Rows:
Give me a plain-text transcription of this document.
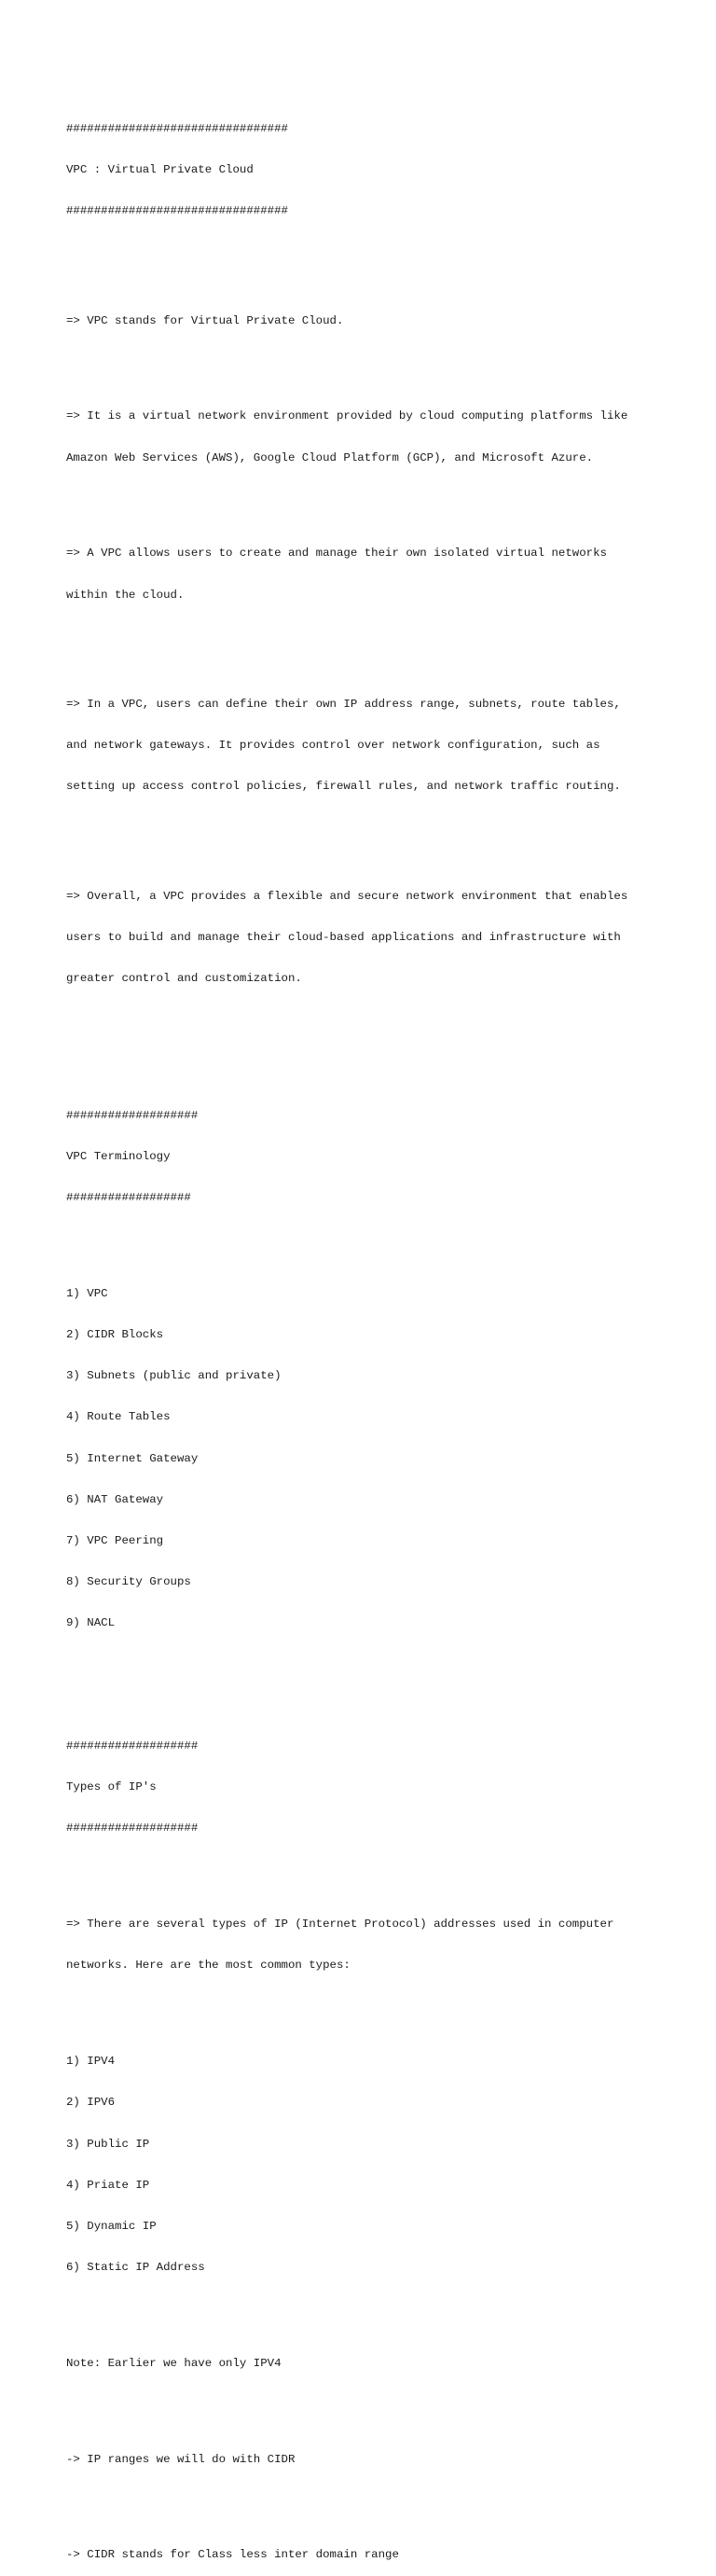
################################

VPC : Virtual Private Cloud

################################

=> VPC stands for Virtual Private Cloud.

=> It is a virtual network environment provided by cloud computing platforms like

Amazon Web Services (AWS), Google Cloud Platform (GCP), and Microsoft Azure.

=> A VPC allows users to create and manage their own isolated virtual networks

within the cloud.

=> In a VPC, users can define their own IP address range, subnets, route tables,

and network gateways. It provides control over network configuration, such as

setting up access control policies, firewall rules, and network traffic routing.

=> Overall, a VPC provides a flexible and secure network environment that enables

users to build and manage their cloud-based applications and infrastructure with

greater control and customization.

###################

VPC Terminology

##################

1) VPC

2) CIDR Blocks

3) Subnets (public and private)

4) Route Tables

5) Internet Gateway

6) NAT Gateway

7) VPC Peering

8) Security Groups

9) NACL

###################

Types of IP's

###################

=> There are several types of IP (Internet Protocol) addresses used in computer

networks. Here are the most common types:

1) IPV4

2) IPV6

3) Public IP

4) Priate IP

5) Dynamic IP

6) Static IP Address

Note: Earlier we have only IPV4

-> IP ranges we will do with CIDR

-> CIDR stands for Class less inter domain range
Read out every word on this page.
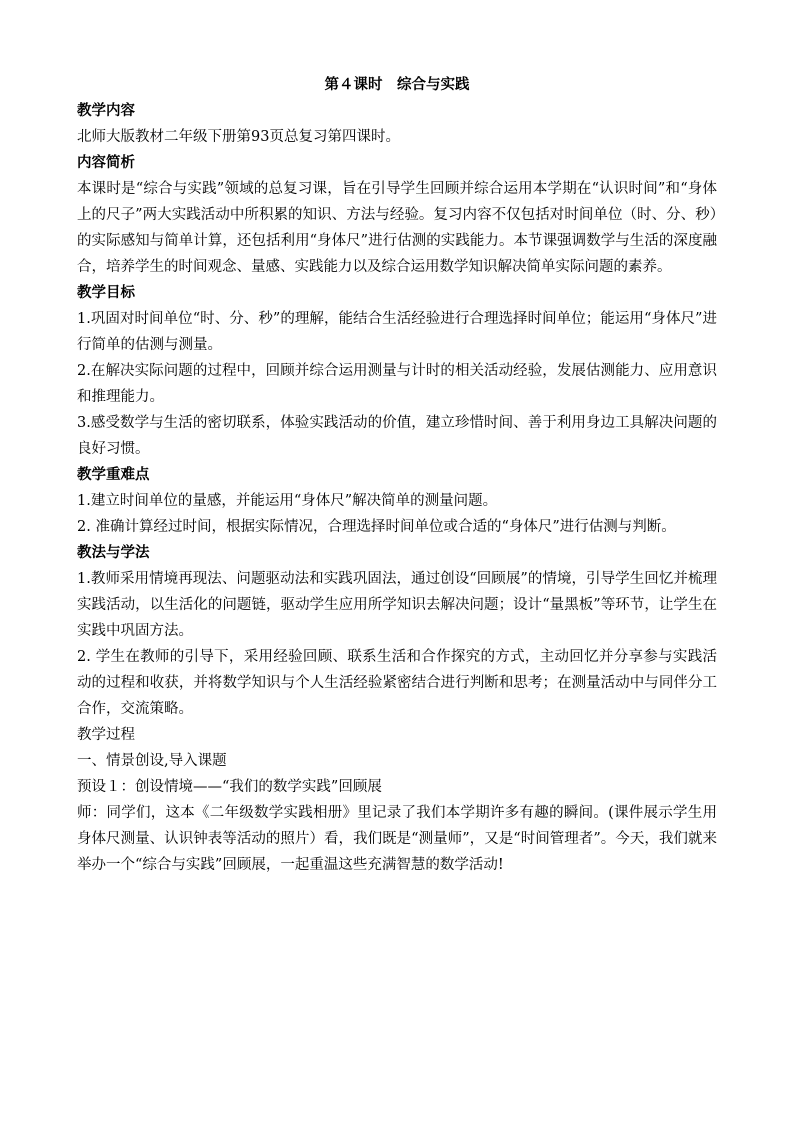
第４课时　综合与实践

教学内容

北师大版教材二年级下册第93页总复习第四课时。

内容简析

本课时是“综合与实践”领域的总复习课，旨在引导学生回顾并综合运用本学期在“认识时间”和“身体上的尺子”两大实践活动中所积累的知识、方法与经验。复习内容不仅包括对时间单位（时、分、秒）的实际感知与简单计算，还包括利用“身体尺”进行估测的实践能力。本节课强调数学与生活的深度融合，培养学生的时间观念、量感、实践能力以及综合运用数学知识解决简单实际问题的素养。

教学目标

1.巩固对时间单位“时、分、秒”的理解，能结合生活经验进行合理选择时间单位；能运用“身体尺”进行简单的估测与测量。

2.在解决实际问题的过程中，回顾并综合运用测量与计时的相关活动经验，发展估测能力、应用意识和推理能力。

3.感受数学与生活的密切联系，体验实践活动的价值，建立珍惜时间、善于利用身边工具解决问题的良好习惯。

教学重难点

1.建立时间单位的量感，并能运用“身体尺”解决简单的测量问题。

2. 准确计算经过时间，根据实际情况，合理选择时间单位或合适的“身体尺”进行估测与判断。

教法与学法

1.教师采用情境再现法、问题驱动法和实践巩固法，通过创设“回顾展”的情境，引导学生回忆并梳理实践活动，以生活化的问题链，驱动学生应用所学知识去解决问题；设计“量黑板”等环节，让学生在实践中巩固方法。

2. 学生在教师的引导下，采用经验回顾、联系生活和合作探究的方式，主动回忆并分享参与实践活动的过程和收获，并将数学知识与个人生活经验紧密结合进行判断和思考；在测量活动中与同伴分工合作，交流策略。

教学过程

一、情景创设,导入课题

预设１：创设情境——“我们的数学实践”回顾展

师：同学们，这本《二年级数学实践相册》里记录了我们本学期许多有趣的瞬间。(课件展示学生用身体尺测量、认识钟表等活动的照片）看，我们既是“测量师”，又是“时间管理者”。今天，我们就来举办一个“综合与实践”回顾展，一起重温这些充满智慧的数学活动!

Set task:
Repeat the listing in full and exactly. Do not include any images.

Output of the task:
Give me a plain-text transcription of this document.
################################

VPC : Virtual Private Cloud

################################

=> VPC stands for Virtual Private Cloud.

=> It is a virtual network environment provided by cloud computing platforms like

Amazon Web Services (AWS), Google Cloud Platform (GCP), and Microsoft Azure.

=> A VPC allows users to create and manage their own isolated virtual networks

within the cloud.

=> In a VPC, users can define their own IP address range, subnets, route tables,

and network gateways. It provides control over network configuration, such as

setting up access control policies, firewall rules, and network traffic routing.

=> Overall, a VPC provides a flexible and secure network environment that enables

users to build and manage their cloud-based applications and infrastructure with

greater control and customization.

###################

VPC Terminology

##################

1) VPC

2) CIDR Blocks

3) Subnets (public and private)

4) Route Tables

5) Internet Gateway

6) NAT Gateway

7) VPC Peering

8) Security Groups

9) NACL

###################

Types of IP's

###################

=> There are several types of IP (Internet Protocol) addresses used in computer

networks. Here are the most common types:

1) IPV4

2) IPV6

3) Public IP

4) Priate IP

5) Dynamic IP

6) Static IP Address

Note: Earlier we have only IPV4

-> IP ranges we will do with CIDR

-> CIDR stands for Class less inter domain range
Read out every word on this page.
第４课时　综合与实践

教学内容

北师大版教材二年级下册第93页总复习第四课时。

内容简析

本课时是“综合与实践”领域的总复习课，旨在引导学生回顾并综合运用本学期在“认识时间”和“身体上的尺子”两大实践活动中所积累的知识、方法与经验。复习内容不仅包括对时间单位（时、分、秒）的实际感知与简单计算，还包括利用“身体尺”进行估测的实践能力。本节课强调数学与生活的深度融合，培养学生的时间观念、量感、实践能力以及综合运用数学知识解决简单实际问题的素养。

教学目标

1.巩固对时间单位“时、分、秒”的理解，能结合生活经验进行合理选择时间单位；能运用“身体尺”进行简单的估测与测量。

2.在解决实际问题的过程中，回顾并综合运用测量与计时的相关活动经验，发展估测能力、应用意识和推理能力。

3.感受数学与生活的密切联系，体验实践活动的价值，建立珍惜时间、善于利用身边工具解决问题的良好习惯。

教学重难点

1.建立时间单位的量感，并能运用“身体尺”解决简单的测量问题。

2. 准确计算经过时间，根据实际情况，合理选择时间单位或合适的“身体尺”进行估测与判断。

教法与学法

1.教师采用情境再现法、问题驱动法和实践巩固法，通过创设“回顾展”的情境，引导学生回忆并梳理实践活动，以生活化的问题链，驱动学生应用所学知识去解决问题；设计“量黑板”等环节，让学生在实践中巩固方法。

2. 学生在教师的引导下，采用经验回顾、联系生活和合作探究的方式，主动回忆并分享参与实践活动的过程和收获，并将数学知识与个人生活经验紧密结合进行判断和思考；在测量活动中与同伴分工合作，交流策略。

教学过程

一、情景创设,导入课题

预设１：创设情境——“我们的数学实践”回顾展

师：同学们，这本《二年级数学实践相册》里记录了我们本学期许多有趣的瞬间。(课件展示学生用身体尺测量、认识钟表等活动的照片）看，我们既是“测量师”，又是“时间管理者”。今天，我们就来举办一个“综合与实践”回顾展，一起重温这些充满智慧的数学活动!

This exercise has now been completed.